> [To be done]:
Check each line of the listing for the string "network", count the lines that have it, and answer with that number only.
▽
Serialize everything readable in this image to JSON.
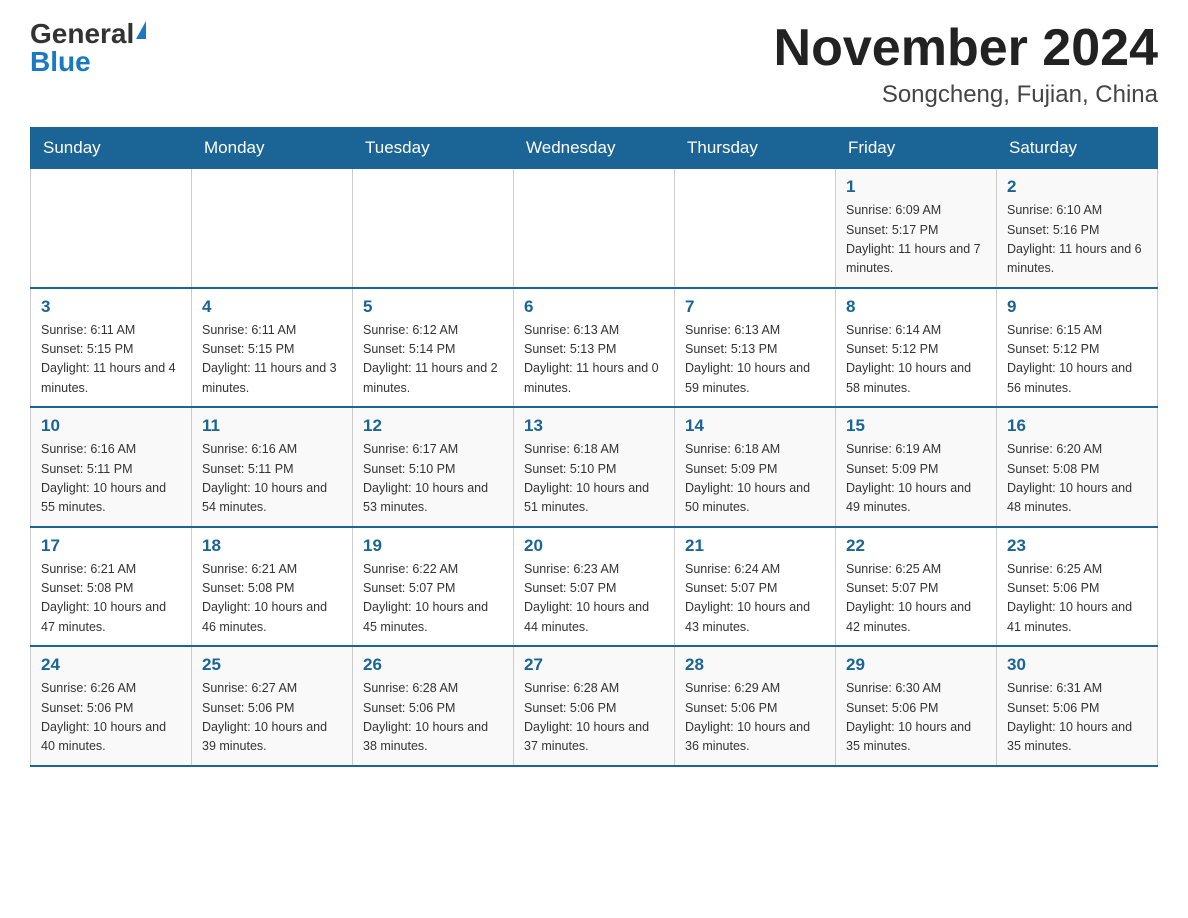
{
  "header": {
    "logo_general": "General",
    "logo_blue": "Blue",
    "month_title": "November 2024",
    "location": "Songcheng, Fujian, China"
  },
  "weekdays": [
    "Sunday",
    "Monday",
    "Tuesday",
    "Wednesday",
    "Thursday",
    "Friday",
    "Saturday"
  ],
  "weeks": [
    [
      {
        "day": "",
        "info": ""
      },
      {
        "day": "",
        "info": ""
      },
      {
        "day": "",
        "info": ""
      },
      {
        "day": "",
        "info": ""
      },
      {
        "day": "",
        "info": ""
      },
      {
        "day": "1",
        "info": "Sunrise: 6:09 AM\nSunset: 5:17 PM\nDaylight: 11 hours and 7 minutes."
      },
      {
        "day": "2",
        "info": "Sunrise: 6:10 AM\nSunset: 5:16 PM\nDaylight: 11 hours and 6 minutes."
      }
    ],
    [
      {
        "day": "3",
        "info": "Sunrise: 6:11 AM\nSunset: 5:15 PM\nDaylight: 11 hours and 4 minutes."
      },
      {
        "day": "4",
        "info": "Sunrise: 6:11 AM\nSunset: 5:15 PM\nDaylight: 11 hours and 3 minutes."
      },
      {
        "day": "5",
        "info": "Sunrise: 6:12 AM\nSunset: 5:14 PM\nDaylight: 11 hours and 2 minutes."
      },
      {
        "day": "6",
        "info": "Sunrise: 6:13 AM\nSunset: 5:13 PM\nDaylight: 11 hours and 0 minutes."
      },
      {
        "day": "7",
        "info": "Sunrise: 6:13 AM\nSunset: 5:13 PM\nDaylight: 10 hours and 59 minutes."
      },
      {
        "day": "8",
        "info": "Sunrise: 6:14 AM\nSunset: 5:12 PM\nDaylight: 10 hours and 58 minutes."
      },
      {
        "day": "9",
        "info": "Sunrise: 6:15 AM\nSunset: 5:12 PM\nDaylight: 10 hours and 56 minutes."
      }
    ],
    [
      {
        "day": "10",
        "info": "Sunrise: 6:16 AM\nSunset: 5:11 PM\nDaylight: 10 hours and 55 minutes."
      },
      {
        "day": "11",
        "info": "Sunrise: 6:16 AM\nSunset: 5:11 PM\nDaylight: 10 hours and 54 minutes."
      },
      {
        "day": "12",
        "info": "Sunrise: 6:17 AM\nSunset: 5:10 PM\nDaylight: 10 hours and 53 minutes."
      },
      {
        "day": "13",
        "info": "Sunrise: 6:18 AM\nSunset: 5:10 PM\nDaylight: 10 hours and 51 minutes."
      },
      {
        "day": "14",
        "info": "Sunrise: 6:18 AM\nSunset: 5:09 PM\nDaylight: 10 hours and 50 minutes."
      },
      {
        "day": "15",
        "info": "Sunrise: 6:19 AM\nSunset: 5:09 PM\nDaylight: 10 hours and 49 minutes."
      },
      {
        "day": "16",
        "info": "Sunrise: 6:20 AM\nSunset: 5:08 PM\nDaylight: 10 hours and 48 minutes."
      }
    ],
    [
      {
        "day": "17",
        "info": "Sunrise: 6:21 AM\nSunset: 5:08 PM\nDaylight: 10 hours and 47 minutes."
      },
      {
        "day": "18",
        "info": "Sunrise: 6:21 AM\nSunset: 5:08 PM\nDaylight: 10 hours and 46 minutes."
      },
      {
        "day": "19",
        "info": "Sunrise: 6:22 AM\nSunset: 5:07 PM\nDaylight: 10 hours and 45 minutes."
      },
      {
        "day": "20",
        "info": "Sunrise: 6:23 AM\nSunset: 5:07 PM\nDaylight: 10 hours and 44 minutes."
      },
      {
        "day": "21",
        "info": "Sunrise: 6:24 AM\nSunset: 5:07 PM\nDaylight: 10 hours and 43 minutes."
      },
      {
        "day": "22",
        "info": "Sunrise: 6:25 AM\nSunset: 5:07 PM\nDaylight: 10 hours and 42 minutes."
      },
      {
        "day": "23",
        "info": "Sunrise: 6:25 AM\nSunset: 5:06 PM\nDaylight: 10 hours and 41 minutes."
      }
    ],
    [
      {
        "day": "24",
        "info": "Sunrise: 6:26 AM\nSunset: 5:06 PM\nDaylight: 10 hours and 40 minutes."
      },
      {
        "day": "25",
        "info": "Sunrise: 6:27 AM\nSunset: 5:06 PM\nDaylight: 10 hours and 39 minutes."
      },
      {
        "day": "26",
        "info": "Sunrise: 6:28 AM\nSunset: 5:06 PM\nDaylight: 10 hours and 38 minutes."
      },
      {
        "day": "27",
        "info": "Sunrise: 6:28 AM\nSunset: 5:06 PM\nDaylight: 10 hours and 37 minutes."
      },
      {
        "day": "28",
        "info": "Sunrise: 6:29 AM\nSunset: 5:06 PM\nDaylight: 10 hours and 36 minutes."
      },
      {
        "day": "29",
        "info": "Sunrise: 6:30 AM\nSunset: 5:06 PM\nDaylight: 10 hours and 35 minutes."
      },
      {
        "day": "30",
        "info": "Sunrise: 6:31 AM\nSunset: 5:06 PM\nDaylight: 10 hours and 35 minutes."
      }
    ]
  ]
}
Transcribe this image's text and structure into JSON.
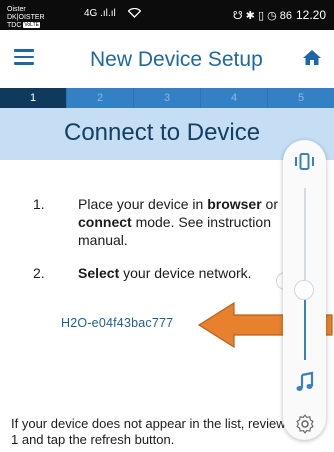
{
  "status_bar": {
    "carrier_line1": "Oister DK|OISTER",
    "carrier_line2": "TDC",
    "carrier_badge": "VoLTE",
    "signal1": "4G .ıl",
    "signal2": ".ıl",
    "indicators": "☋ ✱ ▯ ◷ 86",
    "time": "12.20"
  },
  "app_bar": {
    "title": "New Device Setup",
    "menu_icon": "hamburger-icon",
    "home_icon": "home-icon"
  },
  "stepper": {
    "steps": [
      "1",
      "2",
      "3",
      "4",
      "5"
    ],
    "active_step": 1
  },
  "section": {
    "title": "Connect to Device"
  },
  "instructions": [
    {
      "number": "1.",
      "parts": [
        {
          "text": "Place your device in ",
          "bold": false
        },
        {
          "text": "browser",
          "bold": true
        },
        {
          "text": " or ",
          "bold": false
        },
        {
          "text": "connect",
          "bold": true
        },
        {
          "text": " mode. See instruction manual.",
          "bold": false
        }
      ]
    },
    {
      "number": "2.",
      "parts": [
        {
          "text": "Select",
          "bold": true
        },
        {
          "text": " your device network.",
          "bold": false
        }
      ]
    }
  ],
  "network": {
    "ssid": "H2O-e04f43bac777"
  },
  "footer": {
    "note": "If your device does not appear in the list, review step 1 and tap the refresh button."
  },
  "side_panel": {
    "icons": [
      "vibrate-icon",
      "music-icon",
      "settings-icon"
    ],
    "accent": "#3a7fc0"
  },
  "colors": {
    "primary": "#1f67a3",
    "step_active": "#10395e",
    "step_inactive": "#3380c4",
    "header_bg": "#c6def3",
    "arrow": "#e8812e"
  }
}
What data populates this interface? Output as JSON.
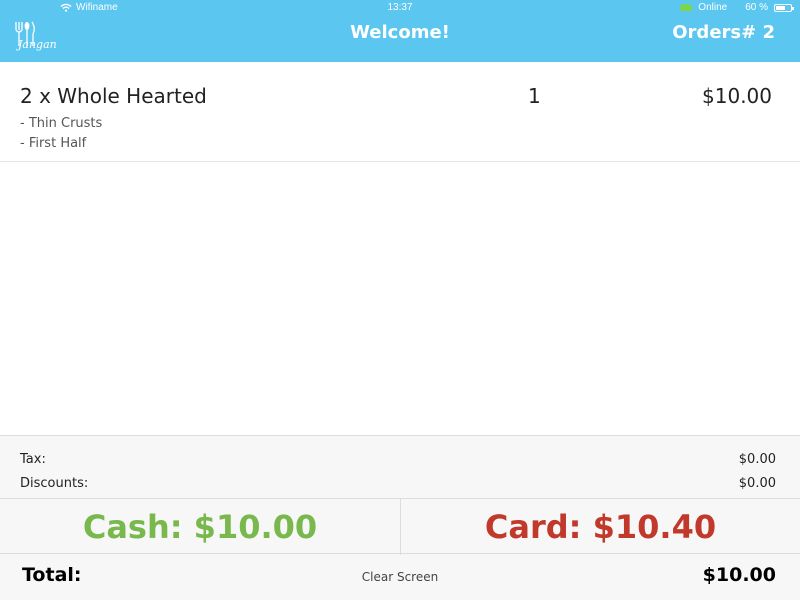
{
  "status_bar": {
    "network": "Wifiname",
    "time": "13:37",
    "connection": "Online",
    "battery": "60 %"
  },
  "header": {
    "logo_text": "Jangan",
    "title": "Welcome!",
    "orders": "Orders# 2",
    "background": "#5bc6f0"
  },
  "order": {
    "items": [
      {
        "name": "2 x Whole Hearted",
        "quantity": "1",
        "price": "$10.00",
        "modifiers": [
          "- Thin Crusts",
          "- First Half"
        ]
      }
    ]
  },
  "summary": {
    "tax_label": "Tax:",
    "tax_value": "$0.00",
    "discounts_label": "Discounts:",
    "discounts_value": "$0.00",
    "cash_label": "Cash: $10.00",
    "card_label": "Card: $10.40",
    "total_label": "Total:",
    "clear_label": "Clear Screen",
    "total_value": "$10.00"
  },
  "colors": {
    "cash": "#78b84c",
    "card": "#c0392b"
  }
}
△
> [Completed exercise]:
3